### Written task
Every line below that includes "Rendite" counts toward the total. Report that total alone.

### Data
--

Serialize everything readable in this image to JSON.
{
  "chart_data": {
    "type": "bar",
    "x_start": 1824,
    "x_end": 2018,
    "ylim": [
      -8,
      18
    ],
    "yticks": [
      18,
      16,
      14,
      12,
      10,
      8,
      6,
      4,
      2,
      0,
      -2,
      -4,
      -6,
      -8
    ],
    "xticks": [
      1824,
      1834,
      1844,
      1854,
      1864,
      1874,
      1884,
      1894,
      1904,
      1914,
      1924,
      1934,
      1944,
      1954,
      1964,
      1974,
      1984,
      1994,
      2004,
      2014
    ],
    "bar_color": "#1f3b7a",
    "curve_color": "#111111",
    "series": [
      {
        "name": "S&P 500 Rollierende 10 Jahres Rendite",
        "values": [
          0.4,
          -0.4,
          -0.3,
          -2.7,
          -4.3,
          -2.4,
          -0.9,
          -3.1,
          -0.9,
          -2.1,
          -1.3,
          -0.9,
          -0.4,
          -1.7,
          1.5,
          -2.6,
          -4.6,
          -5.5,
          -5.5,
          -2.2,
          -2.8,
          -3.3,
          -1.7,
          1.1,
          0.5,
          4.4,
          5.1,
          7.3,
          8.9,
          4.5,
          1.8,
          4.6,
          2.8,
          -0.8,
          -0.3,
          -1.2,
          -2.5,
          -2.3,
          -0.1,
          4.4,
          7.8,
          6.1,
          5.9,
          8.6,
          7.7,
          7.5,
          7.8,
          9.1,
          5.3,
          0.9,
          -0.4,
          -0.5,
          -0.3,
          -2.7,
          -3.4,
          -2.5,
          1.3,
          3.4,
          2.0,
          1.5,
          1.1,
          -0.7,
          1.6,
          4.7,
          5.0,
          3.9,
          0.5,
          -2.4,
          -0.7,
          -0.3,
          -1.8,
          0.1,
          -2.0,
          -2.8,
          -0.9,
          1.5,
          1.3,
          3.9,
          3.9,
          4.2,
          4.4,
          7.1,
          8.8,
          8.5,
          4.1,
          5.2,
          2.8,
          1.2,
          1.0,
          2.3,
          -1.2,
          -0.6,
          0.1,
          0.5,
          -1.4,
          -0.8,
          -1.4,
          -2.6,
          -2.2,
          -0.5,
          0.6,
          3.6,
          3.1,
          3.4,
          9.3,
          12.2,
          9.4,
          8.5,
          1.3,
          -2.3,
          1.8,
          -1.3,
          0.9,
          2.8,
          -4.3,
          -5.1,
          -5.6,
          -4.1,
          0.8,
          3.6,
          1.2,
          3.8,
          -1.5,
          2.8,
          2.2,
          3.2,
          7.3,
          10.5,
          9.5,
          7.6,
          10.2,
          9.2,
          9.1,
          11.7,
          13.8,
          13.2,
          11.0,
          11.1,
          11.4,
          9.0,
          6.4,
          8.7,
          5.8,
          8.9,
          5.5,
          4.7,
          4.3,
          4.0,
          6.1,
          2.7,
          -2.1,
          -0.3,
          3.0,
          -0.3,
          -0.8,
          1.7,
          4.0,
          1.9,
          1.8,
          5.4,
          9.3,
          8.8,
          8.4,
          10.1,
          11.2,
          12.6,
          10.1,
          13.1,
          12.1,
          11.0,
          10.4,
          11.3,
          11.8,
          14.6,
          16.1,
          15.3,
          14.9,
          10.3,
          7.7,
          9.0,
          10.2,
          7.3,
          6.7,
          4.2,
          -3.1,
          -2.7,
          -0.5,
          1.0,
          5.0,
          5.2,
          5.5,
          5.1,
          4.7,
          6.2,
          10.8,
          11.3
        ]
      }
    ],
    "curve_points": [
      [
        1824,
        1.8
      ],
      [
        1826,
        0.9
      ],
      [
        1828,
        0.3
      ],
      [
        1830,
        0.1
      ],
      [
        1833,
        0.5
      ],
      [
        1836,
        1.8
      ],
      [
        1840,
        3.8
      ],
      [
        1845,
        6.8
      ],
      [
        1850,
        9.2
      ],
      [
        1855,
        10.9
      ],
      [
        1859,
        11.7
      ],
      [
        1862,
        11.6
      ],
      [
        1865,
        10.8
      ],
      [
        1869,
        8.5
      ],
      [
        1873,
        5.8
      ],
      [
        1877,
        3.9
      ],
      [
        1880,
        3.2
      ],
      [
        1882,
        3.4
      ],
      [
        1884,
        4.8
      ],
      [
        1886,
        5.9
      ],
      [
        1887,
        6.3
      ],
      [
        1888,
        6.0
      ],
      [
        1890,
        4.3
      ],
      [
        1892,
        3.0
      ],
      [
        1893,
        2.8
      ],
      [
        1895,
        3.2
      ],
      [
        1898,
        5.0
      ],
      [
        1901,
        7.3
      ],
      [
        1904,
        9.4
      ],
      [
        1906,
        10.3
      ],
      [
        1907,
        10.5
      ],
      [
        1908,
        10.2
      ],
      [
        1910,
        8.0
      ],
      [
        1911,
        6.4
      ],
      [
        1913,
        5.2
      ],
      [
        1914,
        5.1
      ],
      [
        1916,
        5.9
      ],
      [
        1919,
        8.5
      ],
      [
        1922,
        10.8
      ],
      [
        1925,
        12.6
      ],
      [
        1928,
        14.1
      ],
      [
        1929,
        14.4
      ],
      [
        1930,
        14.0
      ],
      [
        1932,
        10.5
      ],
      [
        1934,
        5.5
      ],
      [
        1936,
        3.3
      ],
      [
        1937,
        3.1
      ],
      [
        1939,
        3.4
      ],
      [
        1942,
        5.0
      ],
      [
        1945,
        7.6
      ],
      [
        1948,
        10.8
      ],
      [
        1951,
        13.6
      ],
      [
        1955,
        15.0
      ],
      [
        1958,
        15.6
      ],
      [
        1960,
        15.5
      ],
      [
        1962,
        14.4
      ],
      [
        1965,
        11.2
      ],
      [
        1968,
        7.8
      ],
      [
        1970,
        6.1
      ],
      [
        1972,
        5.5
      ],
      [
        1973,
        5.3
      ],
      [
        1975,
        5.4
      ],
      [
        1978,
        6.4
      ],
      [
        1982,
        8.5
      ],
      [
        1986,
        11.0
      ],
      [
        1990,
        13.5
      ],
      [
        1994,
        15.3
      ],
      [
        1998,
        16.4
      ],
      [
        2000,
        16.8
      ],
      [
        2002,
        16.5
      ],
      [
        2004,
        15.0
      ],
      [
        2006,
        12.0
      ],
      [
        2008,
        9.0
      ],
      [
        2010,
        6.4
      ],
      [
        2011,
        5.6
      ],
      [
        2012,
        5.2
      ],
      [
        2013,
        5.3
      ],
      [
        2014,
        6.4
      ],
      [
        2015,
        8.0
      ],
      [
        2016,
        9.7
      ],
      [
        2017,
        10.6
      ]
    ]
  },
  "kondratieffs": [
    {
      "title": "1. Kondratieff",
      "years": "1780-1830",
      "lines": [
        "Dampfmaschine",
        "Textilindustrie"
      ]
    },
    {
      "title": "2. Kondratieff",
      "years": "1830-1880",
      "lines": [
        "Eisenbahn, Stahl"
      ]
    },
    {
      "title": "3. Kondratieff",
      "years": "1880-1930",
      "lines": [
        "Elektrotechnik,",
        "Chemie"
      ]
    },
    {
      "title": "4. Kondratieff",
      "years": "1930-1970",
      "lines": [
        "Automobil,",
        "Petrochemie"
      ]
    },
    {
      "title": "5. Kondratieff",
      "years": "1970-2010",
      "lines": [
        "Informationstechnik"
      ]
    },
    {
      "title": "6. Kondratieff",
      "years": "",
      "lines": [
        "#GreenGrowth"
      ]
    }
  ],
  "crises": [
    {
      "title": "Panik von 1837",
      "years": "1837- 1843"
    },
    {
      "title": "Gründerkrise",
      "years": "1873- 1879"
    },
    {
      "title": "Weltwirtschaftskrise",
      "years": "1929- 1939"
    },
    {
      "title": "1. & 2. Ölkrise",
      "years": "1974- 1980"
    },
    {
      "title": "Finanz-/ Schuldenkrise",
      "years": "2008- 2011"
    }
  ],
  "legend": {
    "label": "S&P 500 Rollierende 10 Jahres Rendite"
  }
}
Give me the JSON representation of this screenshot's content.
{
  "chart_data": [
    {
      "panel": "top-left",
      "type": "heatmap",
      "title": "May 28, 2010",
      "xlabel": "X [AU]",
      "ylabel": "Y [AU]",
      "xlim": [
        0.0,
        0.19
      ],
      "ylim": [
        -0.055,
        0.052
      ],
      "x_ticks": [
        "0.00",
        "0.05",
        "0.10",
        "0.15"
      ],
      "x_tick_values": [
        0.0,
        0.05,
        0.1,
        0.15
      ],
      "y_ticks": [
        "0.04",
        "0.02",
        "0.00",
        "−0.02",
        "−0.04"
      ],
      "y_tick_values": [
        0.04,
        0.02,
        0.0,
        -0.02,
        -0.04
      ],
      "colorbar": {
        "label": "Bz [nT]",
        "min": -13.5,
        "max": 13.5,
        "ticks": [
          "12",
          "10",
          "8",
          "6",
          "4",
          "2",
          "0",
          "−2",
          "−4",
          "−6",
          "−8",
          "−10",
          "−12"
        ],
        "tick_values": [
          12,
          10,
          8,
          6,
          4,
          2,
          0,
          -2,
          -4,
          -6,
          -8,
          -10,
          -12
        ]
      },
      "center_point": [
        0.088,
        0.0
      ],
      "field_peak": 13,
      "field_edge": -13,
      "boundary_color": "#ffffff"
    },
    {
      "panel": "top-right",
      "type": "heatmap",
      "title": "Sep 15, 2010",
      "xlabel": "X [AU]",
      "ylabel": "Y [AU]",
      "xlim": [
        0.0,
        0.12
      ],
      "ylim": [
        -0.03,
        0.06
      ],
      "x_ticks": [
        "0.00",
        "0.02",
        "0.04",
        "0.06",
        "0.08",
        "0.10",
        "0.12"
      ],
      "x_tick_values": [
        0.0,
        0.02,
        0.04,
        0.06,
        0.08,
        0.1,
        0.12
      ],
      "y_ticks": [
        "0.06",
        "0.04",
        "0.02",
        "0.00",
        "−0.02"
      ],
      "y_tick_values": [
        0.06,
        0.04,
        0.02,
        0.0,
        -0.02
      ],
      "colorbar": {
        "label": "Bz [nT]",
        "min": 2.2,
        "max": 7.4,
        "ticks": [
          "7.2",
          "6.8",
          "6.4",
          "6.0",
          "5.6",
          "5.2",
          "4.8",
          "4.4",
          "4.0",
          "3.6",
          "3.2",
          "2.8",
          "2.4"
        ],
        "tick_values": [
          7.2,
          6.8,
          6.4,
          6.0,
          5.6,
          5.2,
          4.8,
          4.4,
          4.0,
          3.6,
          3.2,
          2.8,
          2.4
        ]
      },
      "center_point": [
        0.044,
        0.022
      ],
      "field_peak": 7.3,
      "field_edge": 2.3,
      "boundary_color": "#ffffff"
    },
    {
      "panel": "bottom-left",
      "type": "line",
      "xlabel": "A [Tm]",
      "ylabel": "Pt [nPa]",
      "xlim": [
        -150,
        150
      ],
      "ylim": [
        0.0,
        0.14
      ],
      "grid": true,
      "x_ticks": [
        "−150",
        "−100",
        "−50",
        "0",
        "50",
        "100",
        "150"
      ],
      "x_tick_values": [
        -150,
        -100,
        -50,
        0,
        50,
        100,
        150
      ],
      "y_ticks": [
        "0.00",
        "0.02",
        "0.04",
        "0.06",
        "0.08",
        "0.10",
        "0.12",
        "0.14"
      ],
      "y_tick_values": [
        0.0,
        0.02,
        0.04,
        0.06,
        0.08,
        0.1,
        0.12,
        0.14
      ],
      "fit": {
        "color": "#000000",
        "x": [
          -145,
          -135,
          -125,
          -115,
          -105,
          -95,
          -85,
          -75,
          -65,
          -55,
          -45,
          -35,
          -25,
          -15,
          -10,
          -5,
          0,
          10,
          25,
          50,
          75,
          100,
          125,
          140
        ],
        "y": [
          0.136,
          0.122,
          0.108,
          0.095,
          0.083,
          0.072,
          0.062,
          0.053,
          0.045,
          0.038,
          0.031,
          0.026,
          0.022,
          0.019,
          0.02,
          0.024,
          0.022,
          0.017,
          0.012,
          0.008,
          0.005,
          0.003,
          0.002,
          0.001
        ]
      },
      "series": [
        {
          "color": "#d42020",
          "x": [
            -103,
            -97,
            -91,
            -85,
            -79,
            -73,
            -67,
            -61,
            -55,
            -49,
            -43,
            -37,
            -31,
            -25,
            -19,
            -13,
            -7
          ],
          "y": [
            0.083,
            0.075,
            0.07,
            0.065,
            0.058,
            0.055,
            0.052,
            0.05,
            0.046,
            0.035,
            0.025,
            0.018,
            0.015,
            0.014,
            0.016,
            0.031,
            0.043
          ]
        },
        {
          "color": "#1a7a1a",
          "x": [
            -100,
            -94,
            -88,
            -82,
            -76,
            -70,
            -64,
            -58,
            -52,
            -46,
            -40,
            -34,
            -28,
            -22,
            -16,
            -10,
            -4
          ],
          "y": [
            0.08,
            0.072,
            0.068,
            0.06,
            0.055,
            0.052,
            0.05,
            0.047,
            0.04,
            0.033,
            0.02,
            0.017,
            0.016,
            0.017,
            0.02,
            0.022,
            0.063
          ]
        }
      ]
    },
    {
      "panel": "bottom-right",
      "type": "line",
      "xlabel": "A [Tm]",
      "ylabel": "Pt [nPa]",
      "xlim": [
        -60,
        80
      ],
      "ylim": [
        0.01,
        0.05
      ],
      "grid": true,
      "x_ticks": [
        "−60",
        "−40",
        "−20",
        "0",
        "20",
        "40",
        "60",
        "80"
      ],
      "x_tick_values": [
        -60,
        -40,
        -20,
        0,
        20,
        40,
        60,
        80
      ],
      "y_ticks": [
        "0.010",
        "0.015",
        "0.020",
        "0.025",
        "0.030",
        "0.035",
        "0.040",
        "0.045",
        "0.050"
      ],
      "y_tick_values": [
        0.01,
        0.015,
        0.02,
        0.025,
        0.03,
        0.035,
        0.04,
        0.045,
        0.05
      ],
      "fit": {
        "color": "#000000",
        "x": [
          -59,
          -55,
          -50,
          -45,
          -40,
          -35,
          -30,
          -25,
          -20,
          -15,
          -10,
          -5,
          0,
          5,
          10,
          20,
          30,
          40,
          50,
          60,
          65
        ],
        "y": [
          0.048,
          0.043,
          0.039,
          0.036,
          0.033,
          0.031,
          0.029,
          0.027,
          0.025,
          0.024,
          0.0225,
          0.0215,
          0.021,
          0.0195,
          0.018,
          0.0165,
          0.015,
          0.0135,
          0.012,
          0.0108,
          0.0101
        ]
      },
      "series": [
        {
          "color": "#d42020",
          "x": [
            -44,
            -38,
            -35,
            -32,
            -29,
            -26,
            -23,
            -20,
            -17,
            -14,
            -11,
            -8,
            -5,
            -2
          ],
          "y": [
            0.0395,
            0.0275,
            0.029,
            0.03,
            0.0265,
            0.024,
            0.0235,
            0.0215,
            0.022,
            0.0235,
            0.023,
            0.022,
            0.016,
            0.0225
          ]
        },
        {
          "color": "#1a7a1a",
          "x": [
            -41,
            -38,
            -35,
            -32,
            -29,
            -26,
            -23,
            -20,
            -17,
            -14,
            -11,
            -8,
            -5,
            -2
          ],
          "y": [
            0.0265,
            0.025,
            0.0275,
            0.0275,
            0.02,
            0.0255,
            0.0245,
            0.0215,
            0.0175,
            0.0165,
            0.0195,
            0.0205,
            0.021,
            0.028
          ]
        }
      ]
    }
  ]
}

--

### Solution to the exercise
2